Problem:
Output every record word for word.

START Given data

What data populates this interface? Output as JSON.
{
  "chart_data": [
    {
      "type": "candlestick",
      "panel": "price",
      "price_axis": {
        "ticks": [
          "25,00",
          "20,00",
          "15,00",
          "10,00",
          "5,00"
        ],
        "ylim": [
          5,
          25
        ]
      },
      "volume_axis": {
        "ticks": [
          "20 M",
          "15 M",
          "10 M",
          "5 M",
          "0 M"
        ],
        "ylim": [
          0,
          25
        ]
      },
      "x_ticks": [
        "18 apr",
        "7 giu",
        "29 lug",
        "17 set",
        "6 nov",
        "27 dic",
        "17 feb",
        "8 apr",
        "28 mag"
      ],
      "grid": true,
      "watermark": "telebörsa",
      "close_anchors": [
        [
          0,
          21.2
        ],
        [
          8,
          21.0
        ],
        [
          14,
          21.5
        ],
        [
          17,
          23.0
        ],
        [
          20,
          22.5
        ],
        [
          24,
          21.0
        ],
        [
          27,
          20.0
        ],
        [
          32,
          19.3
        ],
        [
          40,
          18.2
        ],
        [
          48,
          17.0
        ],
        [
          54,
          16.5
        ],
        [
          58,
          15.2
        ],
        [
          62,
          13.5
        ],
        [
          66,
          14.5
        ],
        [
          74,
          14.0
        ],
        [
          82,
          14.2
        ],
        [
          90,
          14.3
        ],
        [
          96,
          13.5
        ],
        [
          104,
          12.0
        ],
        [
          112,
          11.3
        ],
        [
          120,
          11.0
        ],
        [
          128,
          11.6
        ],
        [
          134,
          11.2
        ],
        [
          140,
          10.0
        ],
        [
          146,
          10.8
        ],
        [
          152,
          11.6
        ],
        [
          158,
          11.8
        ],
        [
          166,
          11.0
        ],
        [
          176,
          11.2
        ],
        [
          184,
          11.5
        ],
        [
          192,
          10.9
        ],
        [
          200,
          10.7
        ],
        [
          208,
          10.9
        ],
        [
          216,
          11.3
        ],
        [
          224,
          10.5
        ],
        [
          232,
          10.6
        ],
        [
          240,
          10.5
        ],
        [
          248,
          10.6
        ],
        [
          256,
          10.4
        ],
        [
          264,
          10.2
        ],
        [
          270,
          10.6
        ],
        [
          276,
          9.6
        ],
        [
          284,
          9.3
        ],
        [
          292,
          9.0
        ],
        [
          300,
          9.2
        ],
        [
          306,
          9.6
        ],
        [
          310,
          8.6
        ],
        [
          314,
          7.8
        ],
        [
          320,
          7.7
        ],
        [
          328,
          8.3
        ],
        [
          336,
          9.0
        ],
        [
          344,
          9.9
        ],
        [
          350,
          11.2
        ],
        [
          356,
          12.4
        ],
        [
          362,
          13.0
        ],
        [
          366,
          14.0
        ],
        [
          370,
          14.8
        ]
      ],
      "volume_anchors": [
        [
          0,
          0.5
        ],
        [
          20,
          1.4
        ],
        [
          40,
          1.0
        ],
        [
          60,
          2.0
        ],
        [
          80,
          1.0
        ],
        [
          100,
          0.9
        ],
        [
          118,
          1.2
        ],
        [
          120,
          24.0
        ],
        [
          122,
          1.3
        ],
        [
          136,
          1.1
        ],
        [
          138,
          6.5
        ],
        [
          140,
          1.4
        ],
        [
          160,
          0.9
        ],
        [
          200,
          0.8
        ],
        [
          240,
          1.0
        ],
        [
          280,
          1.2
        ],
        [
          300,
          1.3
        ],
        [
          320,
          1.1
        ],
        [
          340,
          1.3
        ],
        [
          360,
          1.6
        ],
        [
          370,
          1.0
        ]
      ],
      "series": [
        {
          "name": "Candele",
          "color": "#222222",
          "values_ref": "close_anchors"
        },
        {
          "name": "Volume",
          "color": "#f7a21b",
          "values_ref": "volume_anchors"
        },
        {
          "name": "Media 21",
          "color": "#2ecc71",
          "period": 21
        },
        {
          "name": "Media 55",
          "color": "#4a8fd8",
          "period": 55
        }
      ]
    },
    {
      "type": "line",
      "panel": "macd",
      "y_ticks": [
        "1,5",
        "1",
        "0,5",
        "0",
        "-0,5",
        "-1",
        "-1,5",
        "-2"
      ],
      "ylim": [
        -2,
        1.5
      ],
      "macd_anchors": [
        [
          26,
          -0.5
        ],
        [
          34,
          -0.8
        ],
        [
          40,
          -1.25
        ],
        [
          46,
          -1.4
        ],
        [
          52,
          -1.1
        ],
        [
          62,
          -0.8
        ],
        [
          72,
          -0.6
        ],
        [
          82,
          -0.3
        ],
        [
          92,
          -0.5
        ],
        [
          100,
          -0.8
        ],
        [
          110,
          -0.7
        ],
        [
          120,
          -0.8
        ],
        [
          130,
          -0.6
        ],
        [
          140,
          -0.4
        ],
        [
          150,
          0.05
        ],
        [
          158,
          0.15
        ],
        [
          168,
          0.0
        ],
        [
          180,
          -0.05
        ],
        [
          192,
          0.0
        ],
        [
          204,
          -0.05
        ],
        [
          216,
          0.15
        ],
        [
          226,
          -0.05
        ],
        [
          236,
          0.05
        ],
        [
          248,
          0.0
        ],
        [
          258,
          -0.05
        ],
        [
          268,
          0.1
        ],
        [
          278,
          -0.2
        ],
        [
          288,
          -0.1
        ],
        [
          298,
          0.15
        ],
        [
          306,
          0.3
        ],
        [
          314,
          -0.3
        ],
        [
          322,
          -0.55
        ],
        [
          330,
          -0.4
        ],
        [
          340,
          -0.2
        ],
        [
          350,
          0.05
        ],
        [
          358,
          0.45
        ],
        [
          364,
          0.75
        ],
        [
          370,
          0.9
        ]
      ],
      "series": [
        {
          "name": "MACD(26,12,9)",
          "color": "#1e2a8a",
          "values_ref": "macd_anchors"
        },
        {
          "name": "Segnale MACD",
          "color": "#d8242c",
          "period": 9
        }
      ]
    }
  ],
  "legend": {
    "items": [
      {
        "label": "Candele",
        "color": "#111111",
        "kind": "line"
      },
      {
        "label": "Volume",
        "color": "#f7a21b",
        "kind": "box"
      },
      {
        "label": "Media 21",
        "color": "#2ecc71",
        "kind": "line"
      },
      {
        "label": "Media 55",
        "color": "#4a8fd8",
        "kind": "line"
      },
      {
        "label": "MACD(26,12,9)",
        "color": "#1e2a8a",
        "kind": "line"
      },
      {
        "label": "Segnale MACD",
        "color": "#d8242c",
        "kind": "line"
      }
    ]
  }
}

END Given data

Response to the exercise:
What data populates this interface? Output as JSON.
{
  "chart_data": [
    {
      "type": "candlestick",
      "panel": "price",
      "price_axis": {
        "ticks": [
          "25,00",
          "20,00",
          "15,00",
          "10,00",
          "5,00"
        ],
        "ylim": [
          5,
          25
        ]
      },
      "volume_axis": {
        "ticks": [
          "20 M",
          "15 M",
          "10 M",
          "5 M",
          "0 M"
        ],
        "ylim": [
          0,
          25
        ]
      },
      "x_ticks": [
        "18 apr",
        "7 giu",
        "29 lug",
        "17 set",
        "6 nov",
        "27 dic",
        "17 feb",
        "8 apr",
        "28 mag"
      ],
      "grid": true,
      "watermark": "telebörsa",
      "close_anchors": [
        [
          0,
          21.2
        ],
        [
          8,
          21.0
        ],
        [
          14,
          21.5
        ],
        [
          17,
          23.0
        ],
        [
          20,
          22.5
        ],
        [
          24,
          21.0
        ],
        [
          27,
          20.0
        ],
        [
          32,
          19.3
        ],
        [
          40,
          18.2
        ],
        [
          48,
          17.0
        ],
        [
          54,
          16.5
        ],
        [
          58,
          15.2
        ],
        [
          62,
          13.5
        ],
        [
          66,
          14.5
        ],
        [
          74,
          14.0
        ],
        [
          82,
          14.2
        ],
        [
          90,
          14.3
        ],
        [
          96,
          13.5
        ],
        [
          104,
          12.0
        ],
        [
          112,
          11.3
        ],
        [
          120,
          11.0
        ],
        [
          128,
          11.6
        ],
        [
          134,
          11.2
        ],
        [
          140,
          10.0
        ],
        [
          146,
          10.8
        ],
        [
          152,
          11.6
        ],
        [
          158,
          11.8
        ],
        [
          166,
          11.0
        ],
        [
          176,
          11.2
        ],
        [
          184,
          11.5
        ],
        [
          192,
          10.9
        ],
        [
          200,
          10.7
        ],
        [
          208,
          10.9
        ],
        [
          216,
          11.3
        ],
        [
          224,
          10.5
        ],
        [
          232,
          10.6
        ],
        [
          240,
          10.5
        ],
        [
          248,
          10.6
        ],
        [
          256,
          10.4
        ],
        [
          264,
          10.2
        ],
        [
          270,
          10.6
        ],
        [
          276,
          9.6
        ],
        [
          284,
          9.3
        ],
        [
          292,
          9.0
        ],
        [
          300,
          9.2
        ],
        [
          306,
          9.6
        ],
        [
          310,
          8.6
        ],
        [
          314,
          7.8
        ],
        [
          320,
          7.7
        ],
        [
          328,
          8.3
        ],
        [
          336,
          9.0
        ],
        [
          344,
          9.9
        ],
        [
          350,
          11.2
        ],
        [
          356,
          12.4
        ],
        [
          362,
          13.0
        ],
        [
          366,
          14.0
        ],
        [
          370,
          14.8
        ]
      ],
      "volume_anchors": [
        [
          0,
          0.5
        ],
        [
          20,
          1.4
        ],
        [
          40,
          1.0
        ],
        [
          60,
          2.0
        ],
        [
          80,
          1.0
        ],
        [
          100,
          0.9
        ],
        [
          118,
          1.2
        ],
        [
          120,
          24.0
        ],
        [
          122,
          1.3
        ],
        [
          136,
          1.1
        ],
        [
          138,
          6.5
        ],
        [
          140,
          1.4
        ],
        [
          160,
          0.9
        ],
        [
          200,
          0.8
        ],
        [
          240,
          1.0
        ],
        [
          280,
          1.2
        ],
        [
          300,
          1.3
        ],
        [
          320,
          1.1
        ],
        [
          340,
          1.3
        ],
        [
          360,
          1.6
        ],
        [
          370,
          1.0
        ]
      ],
      "series": [
        {
          "name": "Candele",
          "color": "#222222",
          "values_ref": "close_anchors"
        },
        {
          "name": "Volume",
          "color": "#f7a21b",
          "values_ref": "volume_anchors"
        },
        {
          "name": "Media 21",
          "color": "#2ecc71",
          "period": 21
        },
        {
          "name": "Media 55",
          "color": "#4a8fd8",
          "period": 55
        }
      ]
    },
    {
      "type": "line",
      "panel": "macd",
      "y_ticks": [
        "1,5",
        "1",
        "0,5",
        "0",
        "-0,5",
        "-1",
        "-1,5",
        "-2"
      ],
      "ylim": [
        -2,
        1.5
      ],
      "macd_anchors": [
        [
          26,
          -0.5
        ],
        [
          34,
          -0.8
        ],
        [
          40,
          -1.25
        ],
        [
          46,
          -1.4
        ],
        [
          52,
          -1.1
        ],
        [
          62,
          -0.8
        ],
        [
          72,
          -0.6
        ],
        [
          82,
          -0.3
        ],
        [
          92,
          -0.5
        ],
        [
          100,
          -0.8
        ],
        [
          110,
          -0.7
        ],
        [
          120,
          -0.8
        ],
        [
          130,
          -0.6
        ],
        [
          140,
          -0.4
        ],
        [
          150,
          0.05
        ],
        [
          158,
          0.15
        ],
        [
          168,
          0.0
        ],
        [
          180,
          -0.05
        ],
        [
          192,
          0.0
        ],
        [
          204,
          -0.05
        ],
        [
          216,
          0.15
        ],
        [
          226,
          -0.05
        ],
        [
          236,
          0.05
        ],
        [
          248,
          0.0
        ],
        [
          258,
          -0.05
        ],
        [
          268,
          0.1
        ],
        [
          278,
          -0.2
        ],
        [
          288,
          -0.1
        ],
        [
          298,
          0.15
        ],
        [
          306,
          0.3
        ],
        [
          314,
          -0.3
        ],
        [
          322,
          -0.55
        ],
        [
          330,
          -0.4
        ],
        [
          340,
          -0.2
        ],
        [
          350,
          0.05
        ],
        [
          358,
          0.45
        ],
        [
          364,
          0.75
        ],
        [
          370,
          0.9
        ]
      ],
      "series": [
        {
          "name": "MACD(26,12,9)",
          "color": "#1e2a8a",
          "values_ref": "macd_anchors"
        },
        {
          "name": "Segnale MACD",
          "color": "#d8242c",
          "period": 9
        }
      ]
    }
  ],
  "legend": {
    "items": [
      {
        "label": "Candele",
        "color": "#111111",
        "kind": "line"
      },
      {
        "label": "Volume",
        "color": "#f7a21b",
        "kind": "box"
      },
      {
        "label": "Media 21",
        "color": "#2ecc71",
        "kind": "line"
      },
      {
        "label": "Media 55",
        "color": "#4a8fd8",
        "kind": "line"
      },
      {
        "label": "MACD(26,12,9)",
        "color": "#1e2a8a",
        "kind": "line"
      },
      {
        "label": "Segnale MACD",
        "color": "#d8242c",
        "kind": "line"
      }
    ]
  }
}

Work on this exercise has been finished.